== TEXTO DE LECTURA

La que habría de ser la última sesión del gran Reichstag alemán dio comienzo con puntualidad. Hitler estaba nervioso al principio, comenzó titubeando y después empezó a hablar tan deprisa que algunas partes del discurso apenas eran inteligibles. Insinuó que los transportes, la administración y la justicia habían sido deficientes. Arremetió de pasada (sin mencionar nombres) contra el coronel general Hoepner: «Nadie puede alegar sus bien merecidos derechos», sino que debía saber «que hoy sólo existen los deberes». Por lo tanto, solicitó al Reichstag la autorización legal «para obligar a todo el mundo a cumplir su deber» y a destituir de su cargo a quien fuera necesario sin tomar en consideración sus «derechos adquiridos». Utilizando el caso Schlitt como ejemplo, emprendió un ataque feroz a los defectos de la judicatura. A partir de entonces, dijo, intervendría en aquel tipo de casos y cesaría a los jueces «que muestren claramente que no reconocen cuáles son las exigencias del momento».
En cuanto Hitler dejó de hablar, Göring leyó la «Resolución» del Reichstag, que autorizaba a Hitler, «sin estar sujeto a ninguna disposición legal vigente» y en su calidad de «líder de la nación, comandante supremo de la Wehrmacht, jefe del gobierno y titular supremo del poder ejecutivo, como juez supremo y jefe del partido», a deponer su cargo y castigar a cualquiera, independientemente de su rango, que no cumpliera con su deber, sin respetar sus derechos de pensión y sin ningún procedimiento formal estipulado.
Por supuesto, la «Resolución» fue aprobada por unanimidad. Se habían destrozado los últimos jirones de constitucionalidad. Ahora Hitler era la ley.
A mucha gente le sorprendió que Hitler necesitase ampliar sus poderes. Se preguntaba qué había sucedido para provocar sus feroces ataques a la administración interna. Pronto se percibió la decepción que suscitaba el hecho de que Hitler no hubiera emprendido ninguna acción inmediata tras haber pronunciado unas palabras tan contundentes. Como es natural, los abogados, jueces y funcionarios estaban consternados ante aquel ataque a sus profesiones y a su posición. Para ellos era un misterio cuál había sido su causa. Era evidente, creían, que el Führer había sido grotescamente mal informado. En cualquier caso, las consecuencias eran inequívocas. Como señaló el jefe de la judicatura de Dresde, con el final de cualquier tipo de autonomía judicial Alemania se había convertido en un «auténtico Estado del Führer».
Hitler seguía conservando sus instintos populistas. Su ataque al rango y a los privilegios entusiasmó a los sectores menos privilegiados de la población. Le había permitido desviar la atención con éxito de cuestiones más esenciales sobre los errores cometidos el invierno anterior y estimular la moral en un momento en el que hacía tanta falta mediante ataques fáciles a objetivos rentables.

====
== INFORMACIÓN PROPORCIONADA

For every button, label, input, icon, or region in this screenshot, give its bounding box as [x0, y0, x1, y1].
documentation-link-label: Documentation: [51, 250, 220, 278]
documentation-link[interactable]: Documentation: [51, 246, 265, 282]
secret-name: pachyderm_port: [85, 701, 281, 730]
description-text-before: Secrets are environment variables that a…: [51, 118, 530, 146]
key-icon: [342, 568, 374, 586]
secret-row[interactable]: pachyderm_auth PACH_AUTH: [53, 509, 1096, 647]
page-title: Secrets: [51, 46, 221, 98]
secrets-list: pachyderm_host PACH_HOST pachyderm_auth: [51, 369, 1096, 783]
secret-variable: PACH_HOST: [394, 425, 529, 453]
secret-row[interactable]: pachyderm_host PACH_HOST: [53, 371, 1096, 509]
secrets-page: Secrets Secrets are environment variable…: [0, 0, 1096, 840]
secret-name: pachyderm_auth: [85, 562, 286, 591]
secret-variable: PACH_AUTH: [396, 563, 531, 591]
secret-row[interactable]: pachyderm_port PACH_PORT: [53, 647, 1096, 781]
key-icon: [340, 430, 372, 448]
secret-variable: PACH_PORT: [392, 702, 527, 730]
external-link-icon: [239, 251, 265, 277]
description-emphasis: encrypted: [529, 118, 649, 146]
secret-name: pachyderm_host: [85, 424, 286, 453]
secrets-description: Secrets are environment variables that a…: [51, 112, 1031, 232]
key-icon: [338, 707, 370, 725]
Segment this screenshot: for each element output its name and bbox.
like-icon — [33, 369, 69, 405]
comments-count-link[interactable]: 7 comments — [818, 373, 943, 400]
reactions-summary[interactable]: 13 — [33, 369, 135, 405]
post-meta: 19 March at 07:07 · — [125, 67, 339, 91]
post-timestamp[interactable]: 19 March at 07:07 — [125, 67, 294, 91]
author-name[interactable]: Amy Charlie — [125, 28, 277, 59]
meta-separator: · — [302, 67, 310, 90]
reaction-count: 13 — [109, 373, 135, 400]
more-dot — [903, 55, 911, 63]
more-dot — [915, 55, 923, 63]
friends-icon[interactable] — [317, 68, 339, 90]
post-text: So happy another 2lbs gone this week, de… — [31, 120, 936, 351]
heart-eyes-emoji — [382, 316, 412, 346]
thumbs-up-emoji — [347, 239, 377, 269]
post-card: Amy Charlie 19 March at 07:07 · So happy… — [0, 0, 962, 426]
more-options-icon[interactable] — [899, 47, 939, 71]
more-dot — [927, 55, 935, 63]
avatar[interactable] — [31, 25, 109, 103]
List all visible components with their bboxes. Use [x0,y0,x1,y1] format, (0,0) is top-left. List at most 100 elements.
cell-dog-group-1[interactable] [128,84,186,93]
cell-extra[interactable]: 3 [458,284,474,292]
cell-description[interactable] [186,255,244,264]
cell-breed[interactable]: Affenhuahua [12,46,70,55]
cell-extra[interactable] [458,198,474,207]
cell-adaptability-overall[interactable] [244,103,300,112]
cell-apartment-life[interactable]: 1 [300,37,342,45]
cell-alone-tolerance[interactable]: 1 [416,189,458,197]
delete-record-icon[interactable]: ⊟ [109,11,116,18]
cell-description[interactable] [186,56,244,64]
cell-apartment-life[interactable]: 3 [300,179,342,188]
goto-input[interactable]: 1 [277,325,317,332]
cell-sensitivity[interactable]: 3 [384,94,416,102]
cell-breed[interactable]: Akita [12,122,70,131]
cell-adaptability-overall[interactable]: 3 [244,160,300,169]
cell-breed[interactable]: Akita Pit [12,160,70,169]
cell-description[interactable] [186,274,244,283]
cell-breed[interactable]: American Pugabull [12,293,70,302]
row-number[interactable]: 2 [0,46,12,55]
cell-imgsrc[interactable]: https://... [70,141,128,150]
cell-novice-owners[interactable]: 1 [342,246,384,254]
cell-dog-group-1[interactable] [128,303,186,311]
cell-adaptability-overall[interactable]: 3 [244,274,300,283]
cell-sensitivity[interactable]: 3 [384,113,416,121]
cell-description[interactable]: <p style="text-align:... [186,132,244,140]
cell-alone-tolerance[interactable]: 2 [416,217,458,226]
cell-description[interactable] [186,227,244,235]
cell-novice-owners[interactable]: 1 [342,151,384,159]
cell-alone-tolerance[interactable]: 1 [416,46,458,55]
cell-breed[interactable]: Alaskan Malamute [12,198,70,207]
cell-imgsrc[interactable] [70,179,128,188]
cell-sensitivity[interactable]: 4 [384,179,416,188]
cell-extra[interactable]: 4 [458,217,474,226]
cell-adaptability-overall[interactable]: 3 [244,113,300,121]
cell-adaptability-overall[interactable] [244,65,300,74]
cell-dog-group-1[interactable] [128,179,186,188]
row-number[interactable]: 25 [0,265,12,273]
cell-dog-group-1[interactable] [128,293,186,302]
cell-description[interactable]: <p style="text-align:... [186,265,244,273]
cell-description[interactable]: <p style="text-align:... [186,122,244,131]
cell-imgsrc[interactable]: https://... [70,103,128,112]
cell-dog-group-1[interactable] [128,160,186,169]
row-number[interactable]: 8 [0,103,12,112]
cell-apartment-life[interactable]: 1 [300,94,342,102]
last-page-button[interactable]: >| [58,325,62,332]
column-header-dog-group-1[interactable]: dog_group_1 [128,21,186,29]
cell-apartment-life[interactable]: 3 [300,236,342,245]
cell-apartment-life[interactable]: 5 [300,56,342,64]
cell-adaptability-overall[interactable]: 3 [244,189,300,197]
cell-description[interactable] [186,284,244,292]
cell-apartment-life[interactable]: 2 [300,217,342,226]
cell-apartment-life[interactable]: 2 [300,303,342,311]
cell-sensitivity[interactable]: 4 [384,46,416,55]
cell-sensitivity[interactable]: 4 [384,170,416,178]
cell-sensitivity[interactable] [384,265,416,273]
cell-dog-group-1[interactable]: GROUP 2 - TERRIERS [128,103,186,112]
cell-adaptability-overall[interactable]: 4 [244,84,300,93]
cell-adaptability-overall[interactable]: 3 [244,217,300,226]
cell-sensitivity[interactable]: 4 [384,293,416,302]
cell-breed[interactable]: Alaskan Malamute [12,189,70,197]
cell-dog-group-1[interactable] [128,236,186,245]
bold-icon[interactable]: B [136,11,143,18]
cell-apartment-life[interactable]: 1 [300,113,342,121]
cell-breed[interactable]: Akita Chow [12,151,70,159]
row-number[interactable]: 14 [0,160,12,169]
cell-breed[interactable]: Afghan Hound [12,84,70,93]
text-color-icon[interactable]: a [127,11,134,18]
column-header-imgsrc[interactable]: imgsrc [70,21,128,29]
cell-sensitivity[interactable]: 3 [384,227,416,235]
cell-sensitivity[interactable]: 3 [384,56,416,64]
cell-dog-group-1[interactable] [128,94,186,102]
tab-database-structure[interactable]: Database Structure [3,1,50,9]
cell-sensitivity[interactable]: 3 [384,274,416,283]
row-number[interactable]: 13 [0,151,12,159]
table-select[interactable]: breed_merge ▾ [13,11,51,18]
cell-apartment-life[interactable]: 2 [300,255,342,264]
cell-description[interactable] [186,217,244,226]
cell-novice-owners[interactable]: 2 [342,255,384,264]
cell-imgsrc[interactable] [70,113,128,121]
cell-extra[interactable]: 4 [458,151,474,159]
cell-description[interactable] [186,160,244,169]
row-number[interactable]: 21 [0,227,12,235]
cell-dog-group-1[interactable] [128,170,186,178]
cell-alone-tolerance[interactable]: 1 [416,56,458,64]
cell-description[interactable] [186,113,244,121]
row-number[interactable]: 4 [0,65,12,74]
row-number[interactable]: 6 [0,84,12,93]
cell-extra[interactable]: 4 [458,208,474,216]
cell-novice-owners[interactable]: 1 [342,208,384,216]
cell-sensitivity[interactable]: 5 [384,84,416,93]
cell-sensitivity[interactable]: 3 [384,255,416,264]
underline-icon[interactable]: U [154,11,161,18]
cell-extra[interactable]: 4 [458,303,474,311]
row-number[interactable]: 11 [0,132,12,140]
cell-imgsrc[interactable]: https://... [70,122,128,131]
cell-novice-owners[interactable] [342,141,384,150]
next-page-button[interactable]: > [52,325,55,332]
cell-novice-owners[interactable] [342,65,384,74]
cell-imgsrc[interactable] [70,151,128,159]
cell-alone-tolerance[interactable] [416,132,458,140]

====

• [LISTA DE TAREAS]
• a. Reproduce tal cual el fragmento del texto sobre la última sesión del Reichstag que va desde "Hitler seguía conservando" hasta "a objetivos rentables.".
• b. Según el texto sobre la última sesión del Reichstag, ¿quién leyó la «Resolución» en cuanto Hitler dejó de hablar?
• c. Escribe la parte que sigue del texto sobre la última sesión del Reichstag, empezando justo después de su última oración.

• [RESPUESTAS POR TAREA]
• a.
Hitler seguía conservando sus instintos populistas. Su ataque al rango y a los privilegios entusiasmó a los sectores menos privilegiados de la población. Le había permitido desviar la atención con éxito de cuestiones más esenciales sobre los errores cometidos el invierno anterior y estimular la moral en un momento en el que hacía tanta falta mediante ataques fáciles a objetivos rentables.

• b. Göring.

• c.
Sin embargo, para la mayoría del pueblo alemán, sólo la perspectiva de la paz a la que conduciría la victoria final podía mantener los ánimos durante algún tiempo. Muchas «almas desalentadas», decía un informe del partido sobre el estado de ánimo de la población, «sólo se fijaron en una parte del discurso del Führer: cuando habló de los preparativos para la campaña de invierno de 1942 y 1943. Cuanta más conciencia ha adquirido el país de la crueldad y las penurias de la lucha de invierno en el este, más han aumentado las ansias de que llegue a su fin. Pero ahora el fin aún no está a la vista».
III
Horas después de su discurso en el Reichstag, Hitler partió hacia Múnich, camino del Berghof para reunirse con Mussolini. Al día siguiente estuvo de un humor excelente durante el almuerzo en su restaurante favorito de Múnich, el Osteria. Habló largo y tendido a Hermann Giesler, uno de sus arquitectos favoritos, y a Hermann Esser, compañero de armas de los viejos tiempos de las primeras luchas del partido en Múnich, sobre sus planes de comunicar la Alta Silesia con la cuenca del Donets mediante un línea de ferrocarril con trenes expresos de dos pisos que circularían a 200 kilómetros por hora en vías de cuatro metros de ancho. Dos días después, en el Berghof cubierto de nieve y con Eva Braun ejerciendo de anfitriona, durante la cena amenizaba la cena a sus invitados con sus quejas sobre la falta de grandes tenores wagnerianos en Alemania y las carencias de los destacados directores de orquesta Bruno Walter y Hans Knappertsbusch. Walter, un judío que se había hecho famoso como director de la Ópera Estatal de Baviera y la Leipziger Gewandhaus antes de que los nazis le obligaran a dimitir en 1933 y emigrar a Estados Unidos, era una «absoluta nulidad», afirmó Hitler, que había echado a perder la ópera Estatal de Viena hasta el punto de que ya sólo era capaz de tocar «música de cervecería». Aunque el gran rival de Walter, Knappertsbusch, un hombre alto, rubio y con los ojos azules, parecía un modelo de varón «ario», escucharle dirigir una ópera era «un castigo», en opinión de Hitler, ya que la orquesta tapaba las voces y el director hacía tales giros que resultaba penoso mirarle. Sólo recibió su aprobación incondicional Wilhelm Furtwängler, que había convertido la Filarmónica de Berlín en una orquesta tan magnífica y era uno de los embajadores culturales más importantes del régimen y un maestro reconocido en la interpretación de los favoritos del propio Führer, Beethoven, Brahms, Bruckner y Wagner.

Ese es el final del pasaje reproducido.